[Start]

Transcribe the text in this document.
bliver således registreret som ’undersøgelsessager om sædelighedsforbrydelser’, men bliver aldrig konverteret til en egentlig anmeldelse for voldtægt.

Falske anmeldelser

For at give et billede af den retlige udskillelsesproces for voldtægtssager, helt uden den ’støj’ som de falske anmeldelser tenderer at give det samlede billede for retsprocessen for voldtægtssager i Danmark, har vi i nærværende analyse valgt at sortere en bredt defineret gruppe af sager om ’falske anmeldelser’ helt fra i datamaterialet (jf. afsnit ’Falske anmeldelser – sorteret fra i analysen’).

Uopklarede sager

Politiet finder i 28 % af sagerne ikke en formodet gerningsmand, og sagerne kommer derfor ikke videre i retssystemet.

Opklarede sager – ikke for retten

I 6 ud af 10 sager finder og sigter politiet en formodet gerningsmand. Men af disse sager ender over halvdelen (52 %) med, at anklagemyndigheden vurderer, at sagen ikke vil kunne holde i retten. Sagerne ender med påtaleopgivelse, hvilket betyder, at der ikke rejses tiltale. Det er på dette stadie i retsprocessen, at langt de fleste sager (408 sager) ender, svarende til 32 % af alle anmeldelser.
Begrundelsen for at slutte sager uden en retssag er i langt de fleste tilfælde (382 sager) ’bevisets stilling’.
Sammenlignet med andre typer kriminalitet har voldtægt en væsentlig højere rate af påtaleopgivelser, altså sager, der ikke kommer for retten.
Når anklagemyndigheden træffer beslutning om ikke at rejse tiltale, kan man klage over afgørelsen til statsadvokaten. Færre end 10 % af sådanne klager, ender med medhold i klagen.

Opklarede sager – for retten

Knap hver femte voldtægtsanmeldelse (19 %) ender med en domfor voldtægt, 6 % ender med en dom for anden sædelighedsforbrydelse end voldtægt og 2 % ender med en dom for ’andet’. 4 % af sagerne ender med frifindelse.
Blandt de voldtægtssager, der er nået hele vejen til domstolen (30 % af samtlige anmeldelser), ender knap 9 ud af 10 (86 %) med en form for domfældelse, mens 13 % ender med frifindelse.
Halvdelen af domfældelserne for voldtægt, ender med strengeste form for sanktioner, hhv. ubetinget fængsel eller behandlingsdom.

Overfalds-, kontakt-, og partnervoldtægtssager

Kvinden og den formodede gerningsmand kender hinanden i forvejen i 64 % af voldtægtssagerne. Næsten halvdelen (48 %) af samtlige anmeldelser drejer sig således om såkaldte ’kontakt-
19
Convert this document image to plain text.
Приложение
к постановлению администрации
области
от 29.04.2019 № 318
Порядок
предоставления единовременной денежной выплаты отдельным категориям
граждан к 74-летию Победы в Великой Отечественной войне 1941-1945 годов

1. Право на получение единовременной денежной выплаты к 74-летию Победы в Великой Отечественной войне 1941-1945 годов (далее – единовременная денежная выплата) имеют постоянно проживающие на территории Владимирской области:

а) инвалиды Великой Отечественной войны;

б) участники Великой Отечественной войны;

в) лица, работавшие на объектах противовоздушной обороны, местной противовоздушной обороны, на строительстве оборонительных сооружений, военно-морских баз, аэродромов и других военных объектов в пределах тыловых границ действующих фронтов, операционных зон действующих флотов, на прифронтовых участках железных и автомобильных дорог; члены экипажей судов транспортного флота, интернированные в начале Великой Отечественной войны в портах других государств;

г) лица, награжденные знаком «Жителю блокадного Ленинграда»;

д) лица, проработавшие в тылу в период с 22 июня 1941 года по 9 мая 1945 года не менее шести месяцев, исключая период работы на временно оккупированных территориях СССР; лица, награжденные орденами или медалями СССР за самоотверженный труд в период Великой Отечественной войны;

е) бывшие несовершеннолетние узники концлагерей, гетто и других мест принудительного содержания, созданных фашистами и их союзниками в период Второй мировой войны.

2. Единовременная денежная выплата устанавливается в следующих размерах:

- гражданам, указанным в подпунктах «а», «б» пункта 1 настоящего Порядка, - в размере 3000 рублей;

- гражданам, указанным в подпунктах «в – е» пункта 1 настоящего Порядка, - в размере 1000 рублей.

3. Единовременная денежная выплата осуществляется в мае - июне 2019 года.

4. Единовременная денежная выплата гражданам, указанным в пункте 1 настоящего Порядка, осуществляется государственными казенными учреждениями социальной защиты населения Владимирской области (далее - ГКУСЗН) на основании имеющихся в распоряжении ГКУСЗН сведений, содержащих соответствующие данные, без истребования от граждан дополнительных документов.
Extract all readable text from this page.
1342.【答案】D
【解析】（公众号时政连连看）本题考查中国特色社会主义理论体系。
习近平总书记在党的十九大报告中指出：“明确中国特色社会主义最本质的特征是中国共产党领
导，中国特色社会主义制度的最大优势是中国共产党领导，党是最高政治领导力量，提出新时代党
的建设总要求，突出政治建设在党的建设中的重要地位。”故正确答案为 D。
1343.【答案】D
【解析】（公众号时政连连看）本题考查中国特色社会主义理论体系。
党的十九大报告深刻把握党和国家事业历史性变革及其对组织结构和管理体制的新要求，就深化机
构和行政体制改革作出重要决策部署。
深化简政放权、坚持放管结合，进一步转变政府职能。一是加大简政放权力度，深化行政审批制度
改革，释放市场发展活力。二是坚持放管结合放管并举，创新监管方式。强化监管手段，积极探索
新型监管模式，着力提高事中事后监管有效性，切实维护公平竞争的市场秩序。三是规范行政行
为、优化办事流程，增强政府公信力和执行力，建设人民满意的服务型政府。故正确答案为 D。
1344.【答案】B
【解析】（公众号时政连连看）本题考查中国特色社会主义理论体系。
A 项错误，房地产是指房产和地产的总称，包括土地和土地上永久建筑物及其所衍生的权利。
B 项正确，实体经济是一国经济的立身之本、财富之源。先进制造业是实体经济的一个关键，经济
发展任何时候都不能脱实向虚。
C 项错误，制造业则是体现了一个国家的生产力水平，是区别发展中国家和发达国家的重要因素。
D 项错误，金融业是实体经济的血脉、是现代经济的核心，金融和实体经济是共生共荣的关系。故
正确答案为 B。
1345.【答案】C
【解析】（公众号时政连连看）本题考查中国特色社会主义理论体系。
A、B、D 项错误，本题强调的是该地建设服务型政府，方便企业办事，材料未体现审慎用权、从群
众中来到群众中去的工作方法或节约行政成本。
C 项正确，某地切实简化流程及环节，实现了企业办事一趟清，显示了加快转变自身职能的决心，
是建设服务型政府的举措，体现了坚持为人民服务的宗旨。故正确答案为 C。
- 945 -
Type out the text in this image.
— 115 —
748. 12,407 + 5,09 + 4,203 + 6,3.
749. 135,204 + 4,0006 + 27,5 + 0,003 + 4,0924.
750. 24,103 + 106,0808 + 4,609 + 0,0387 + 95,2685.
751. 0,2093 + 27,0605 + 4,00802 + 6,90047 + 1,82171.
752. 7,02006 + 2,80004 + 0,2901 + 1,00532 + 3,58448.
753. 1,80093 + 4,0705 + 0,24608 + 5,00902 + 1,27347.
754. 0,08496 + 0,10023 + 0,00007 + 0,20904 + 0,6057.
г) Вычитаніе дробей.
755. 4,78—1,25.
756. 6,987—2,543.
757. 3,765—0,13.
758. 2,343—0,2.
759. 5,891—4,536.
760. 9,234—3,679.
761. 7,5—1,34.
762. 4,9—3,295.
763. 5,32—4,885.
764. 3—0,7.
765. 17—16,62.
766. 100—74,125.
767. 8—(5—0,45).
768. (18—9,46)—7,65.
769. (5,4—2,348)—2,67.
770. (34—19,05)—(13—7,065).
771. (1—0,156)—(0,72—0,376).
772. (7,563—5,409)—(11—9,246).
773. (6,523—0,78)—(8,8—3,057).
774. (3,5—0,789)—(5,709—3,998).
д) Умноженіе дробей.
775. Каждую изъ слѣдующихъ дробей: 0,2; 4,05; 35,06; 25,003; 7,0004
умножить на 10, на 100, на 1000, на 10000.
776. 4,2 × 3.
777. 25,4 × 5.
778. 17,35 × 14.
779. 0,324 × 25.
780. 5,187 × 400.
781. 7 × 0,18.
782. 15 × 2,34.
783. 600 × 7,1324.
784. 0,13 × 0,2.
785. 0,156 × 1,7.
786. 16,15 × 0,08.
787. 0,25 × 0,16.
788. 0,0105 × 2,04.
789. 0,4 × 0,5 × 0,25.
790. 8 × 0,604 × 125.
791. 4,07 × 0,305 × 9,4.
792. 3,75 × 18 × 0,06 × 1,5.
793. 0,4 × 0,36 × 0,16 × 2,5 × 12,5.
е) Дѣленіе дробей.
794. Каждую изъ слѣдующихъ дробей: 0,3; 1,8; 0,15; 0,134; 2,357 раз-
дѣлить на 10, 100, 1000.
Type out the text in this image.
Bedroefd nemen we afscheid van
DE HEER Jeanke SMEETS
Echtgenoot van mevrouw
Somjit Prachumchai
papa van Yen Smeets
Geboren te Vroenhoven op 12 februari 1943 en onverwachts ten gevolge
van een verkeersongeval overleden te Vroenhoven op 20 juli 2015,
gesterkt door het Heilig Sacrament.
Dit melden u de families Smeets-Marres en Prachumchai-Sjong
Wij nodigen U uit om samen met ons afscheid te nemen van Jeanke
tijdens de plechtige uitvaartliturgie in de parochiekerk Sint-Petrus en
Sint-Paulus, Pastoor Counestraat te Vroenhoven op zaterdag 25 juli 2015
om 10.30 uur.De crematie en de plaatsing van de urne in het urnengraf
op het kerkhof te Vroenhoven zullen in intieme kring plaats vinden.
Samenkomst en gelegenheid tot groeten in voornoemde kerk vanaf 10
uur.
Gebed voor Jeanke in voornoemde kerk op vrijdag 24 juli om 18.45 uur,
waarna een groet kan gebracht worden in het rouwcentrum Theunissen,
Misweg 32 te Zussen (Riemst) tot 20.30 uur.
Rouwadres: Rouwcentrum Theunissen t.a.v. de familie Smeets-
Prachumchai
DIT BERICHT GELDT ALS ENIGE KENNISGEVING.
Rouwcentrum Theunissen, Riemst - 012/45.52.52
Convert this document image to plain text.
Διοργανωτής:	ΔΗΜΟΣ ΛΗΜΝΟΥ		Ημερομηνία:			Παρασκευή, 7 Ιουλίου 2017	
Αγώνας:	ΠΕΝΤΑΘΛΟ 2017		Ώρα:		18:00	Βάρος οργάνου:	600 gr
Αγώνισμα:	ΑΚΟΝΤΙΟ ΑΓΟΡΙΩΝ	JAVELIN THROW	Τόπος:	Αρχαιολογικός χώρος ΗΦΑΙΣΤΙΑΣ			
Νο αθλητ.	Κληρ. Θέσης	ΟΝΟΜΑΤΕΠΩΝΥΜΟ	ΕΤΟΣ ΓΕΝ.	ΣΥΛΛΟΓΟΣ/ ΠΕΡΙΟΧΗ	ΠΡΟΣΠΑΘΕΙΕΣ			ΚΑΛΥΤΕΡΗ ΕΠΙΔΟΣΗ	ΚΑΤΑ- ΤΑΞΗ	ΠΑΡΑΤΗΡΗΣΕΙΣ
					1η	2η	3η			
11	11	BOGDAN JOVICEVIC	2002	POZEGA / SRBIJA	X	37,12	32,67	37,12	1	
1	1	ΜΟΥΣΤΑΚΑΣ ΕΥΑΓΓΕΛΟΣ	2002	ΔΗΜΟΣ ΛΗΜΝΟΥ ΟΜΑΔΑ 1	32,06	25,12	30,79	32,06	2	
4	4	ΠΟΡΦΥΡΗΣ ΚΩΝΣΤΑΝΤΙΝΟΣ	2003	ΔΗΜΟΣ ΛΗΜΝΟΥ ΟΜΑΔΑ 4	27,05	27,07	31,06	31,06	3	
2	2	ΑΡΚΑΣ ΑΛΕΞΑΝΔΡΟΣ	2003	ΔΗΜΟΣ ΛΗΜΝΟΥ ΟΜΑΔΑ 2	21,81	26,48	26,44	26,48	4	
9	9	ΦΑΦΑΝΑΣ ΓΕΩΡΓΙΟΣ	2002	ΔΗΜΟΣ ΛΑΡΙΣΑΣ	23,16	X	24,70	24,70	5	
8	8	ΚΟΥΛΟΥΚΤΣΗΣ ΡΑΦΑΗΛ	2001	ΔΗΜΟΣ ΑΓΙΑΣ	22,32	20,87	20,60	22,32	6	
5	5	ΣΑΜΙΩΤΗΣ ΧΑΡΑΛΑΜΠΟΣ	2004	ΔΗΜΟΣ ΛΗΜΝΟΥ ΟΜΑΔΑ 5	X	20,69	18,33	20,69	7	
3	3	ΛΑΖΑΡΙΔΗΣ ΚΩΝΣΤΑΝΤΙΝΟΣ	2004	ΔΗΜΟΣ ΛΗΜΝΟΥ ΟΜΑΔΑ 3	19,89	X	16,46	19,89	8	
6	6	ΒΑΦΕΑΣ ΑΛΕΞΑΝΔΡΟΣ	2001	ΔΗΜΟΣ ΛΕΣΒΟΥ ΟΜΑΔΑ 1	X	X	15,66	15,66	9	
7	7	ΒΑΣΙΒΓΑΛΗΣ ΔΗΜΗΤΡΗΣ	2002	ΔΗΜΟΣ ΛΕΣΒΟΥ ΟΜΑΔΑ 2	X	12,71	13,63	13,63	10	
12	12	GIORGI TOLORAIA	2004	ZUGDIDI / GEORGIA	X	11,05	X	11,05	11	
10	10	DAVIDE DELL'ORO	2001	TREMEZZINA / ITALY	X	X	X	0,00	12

[End]

Where a line contains "finder", copy that line.

Response to this task -
Politiet finder i 28 % af sagerne ikke en formodet gerningsmand, og sagerne kommer derfor ikke videre i retssystemet.
I 6 ud af 10 sager finder og sigter politiet en formodet gerningsmand. Men af disse sager ender over halvdelen (52 %) med, at anklagemyndigheden vurderer, at sagen ikke vil kunne holde i retten. Sagerne ender med påtaleopgivelse, hvilket betyder, at der ikke rejses tiltale. Det er på dette stadie i retsprocessen, at langt de fleste sager (408 sager) ender, svarende til 32 % af alle anmeldelser.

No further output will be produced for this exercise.